→ **Task to carry out**:
Write out the part of the expansion valve text below from "3. Type: Type" to "the opening degree.", with every word exactly as it appears.

For the third approach (i.e. flow coefficient), different calculation models are stored in AixLib.Fluid.Actuators.Valves.ExpansionValves.Utilities.Choices.FlowCoefficient. Therefore, the calculation procedure of the flow coefficient C is introduced as replaceable model and must by defined by the User. Further information is given in the following sections:

  1. Polynomial approaches
  2. Power approaches

Naming and abbreviations

In the following, a guideline of naming flow coefficient models is summarised:

Approach of calculating flow coefficient _ Valid refrigerants _ Type of expansion valve _ Diameter of cross-sectional area of expansion valve

  1. Approach: Approach of calculating flow coefficient, e.g. polynomial or power.
  2. Refrigerant: Refrigerants the flow coefficent model is valid for, e.g. R134a or R410a.
  3. Type: Type of expansion valve, e.g. electric expansion valve (EEV).
  4. Diameter: Diameter of the cross-sectional area of expansion valves if it is fully opened, e.g. 1.6 mm.

Transient behaviour

All expansion valve models have a parameter useInpFil that is used to model the valve's transient behaviour while opening or closing. Generally, this approach uses the same modeling attempt as the stat-up and shut-down transients introtuced for flow machines (see AixLib.Fluid.Movers.UsersGuide). Therefore, just the parameter's affections are presented here:

  1. If useInpFil=false, then the input signal opeSet.y is equal to the valve's opening degree. Thus, a step change in the input signal causes a step change in the opening degree.

→ **Provided data**:
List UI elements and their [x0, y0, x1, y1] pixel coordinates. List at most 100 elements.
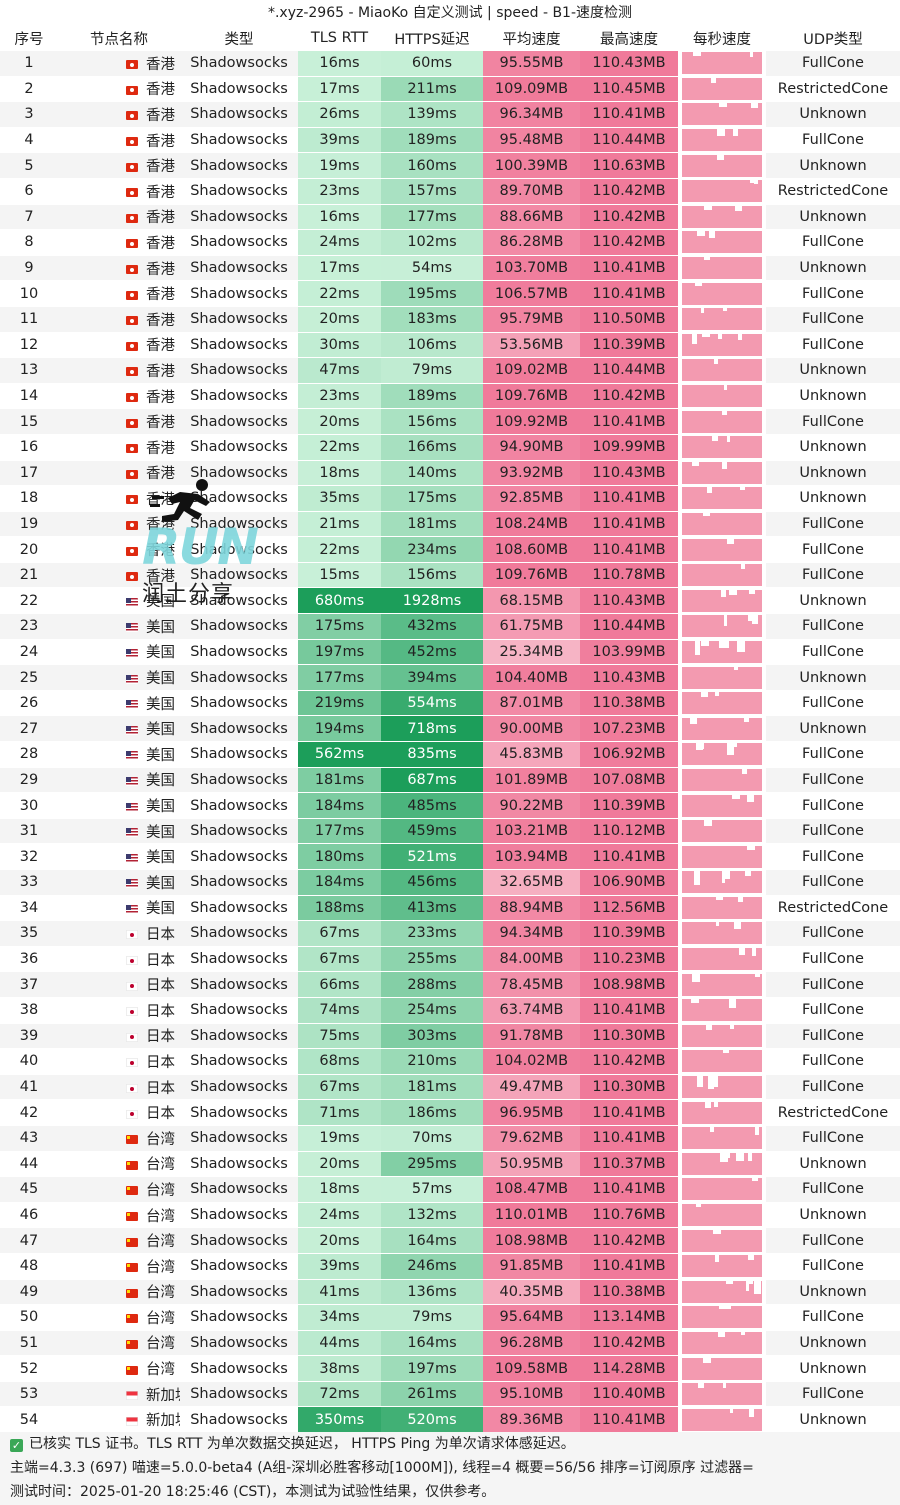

→ **Written answer**:
3. Type: Type of expansion valve, e.g. electric expansion valve (EEV).
  4. Diameter: Diameter of the cross-sectional area of expansion valves if it is fully opened, e.g. 1.6 mm.

Transient behaviour

All expansion valve models have a parameter useInpFil that is used to model the valve's transient behaviour while opening or closing. Generally, this approach uses the same modeling attempt as the stat-up and shut-down transients introtuced for flow machines (see AixLib.Fluid.Movers.UsersGuide). Therefore, just the parameter's affections are presented here:

  1. If useInpFil=false, then the input signal opeSet.y is equal to the valve's opening degree. Thus, a step change in the input signal causes a step change in the opening degree.